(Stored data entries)
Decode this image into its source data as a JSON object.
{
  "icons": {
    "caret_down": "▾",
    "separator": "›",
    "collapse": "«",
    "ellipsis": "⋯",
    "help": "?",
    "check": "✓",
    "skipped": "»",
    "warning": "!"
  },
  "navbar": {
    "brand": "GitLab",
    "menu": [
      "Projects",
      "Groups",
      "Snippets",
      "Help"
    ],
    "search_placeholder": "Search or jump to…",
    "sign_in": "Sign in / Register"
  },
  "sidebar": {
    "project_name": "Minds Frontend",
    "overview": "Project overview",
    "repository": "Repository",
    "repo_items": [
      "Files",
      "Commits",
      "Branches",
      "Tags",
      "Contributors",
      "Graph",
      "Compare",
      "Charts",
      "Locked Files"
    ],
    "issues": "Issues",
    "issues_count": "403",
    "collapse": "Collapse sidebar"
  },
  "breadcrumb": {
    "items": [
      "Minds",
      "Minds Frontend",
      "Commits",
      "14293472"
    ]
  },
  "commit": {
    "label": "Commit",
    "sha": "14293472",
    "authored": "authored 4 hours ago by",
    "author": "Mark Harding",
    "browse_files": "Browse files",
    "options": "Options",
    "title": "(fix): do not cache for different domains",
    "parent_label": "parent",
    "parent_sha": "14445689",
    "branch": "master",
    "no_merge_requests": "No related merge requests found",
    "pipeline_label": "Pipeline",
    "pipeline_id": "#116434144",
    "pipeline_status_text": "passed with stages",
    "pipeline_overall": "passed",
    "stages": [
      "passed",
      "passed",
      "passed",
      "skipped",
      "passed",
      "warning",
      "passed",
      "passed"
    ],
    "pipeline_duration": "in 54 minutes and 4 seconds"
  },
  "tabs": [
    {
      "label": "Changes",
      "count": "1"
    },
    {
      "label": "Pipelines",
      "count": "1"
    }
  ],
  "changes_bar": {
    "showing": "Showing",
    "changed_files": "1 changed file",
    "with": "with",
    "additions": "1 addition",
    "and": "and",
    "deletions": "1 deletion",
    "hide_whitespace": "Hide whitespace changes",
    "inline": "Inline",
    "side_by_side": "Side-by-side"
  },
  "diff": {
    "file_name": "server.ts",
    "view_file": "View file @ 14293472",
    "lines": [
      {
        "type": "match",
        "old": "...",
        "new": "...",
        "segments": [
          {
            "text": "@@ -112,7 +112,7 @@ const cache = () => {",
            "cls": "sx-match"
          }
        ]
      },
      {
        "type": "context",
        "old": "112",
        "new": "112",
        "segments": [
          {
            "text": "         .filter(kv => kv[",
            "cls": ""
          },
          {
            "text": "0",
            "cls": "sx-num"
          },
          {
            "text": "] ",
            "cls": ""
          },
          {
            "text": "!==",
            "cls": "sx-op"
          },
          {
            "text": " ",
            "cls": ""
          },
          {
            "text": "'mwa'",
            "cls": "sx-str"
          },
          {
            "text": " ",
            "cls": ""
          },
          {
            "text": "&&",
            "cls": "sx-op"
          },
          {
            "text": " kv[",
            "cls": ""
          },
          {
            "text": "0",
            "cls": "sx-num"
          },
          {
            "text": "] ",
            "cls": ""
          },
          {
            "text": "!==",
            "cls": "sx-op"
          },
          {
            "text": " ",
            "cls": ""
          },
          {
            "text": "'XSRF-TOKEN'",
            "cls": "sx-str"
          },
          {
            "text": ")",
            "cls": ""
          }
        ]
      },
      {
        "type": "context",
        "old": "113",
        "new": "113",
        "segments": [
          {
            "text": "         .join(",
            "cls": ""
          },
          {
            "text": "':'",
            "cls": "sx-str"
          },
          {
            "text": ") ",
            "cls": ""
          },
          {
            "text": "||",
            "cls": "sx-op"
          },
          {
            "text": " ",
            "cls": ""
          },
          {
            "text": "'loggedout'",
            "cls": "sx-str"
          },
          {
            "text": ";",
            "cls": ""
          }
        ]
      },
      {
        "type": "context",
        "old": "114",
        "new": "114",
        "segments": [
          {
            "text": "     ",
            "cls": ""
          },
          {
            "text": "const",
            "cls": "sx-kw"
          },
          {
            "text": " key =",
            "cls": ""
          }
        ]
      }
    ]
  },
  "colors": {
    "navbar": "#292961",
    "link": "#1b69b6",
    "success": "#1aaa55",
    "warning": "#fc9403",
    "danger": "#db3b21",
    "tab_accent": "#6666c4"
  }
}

**Problem statement:** Filter the records above for lines containing the word "Minds", and copy those lines.

**The completed task:**
    "project_name": "Minds Frontend",
      "Minds",
      "Minds Frontend",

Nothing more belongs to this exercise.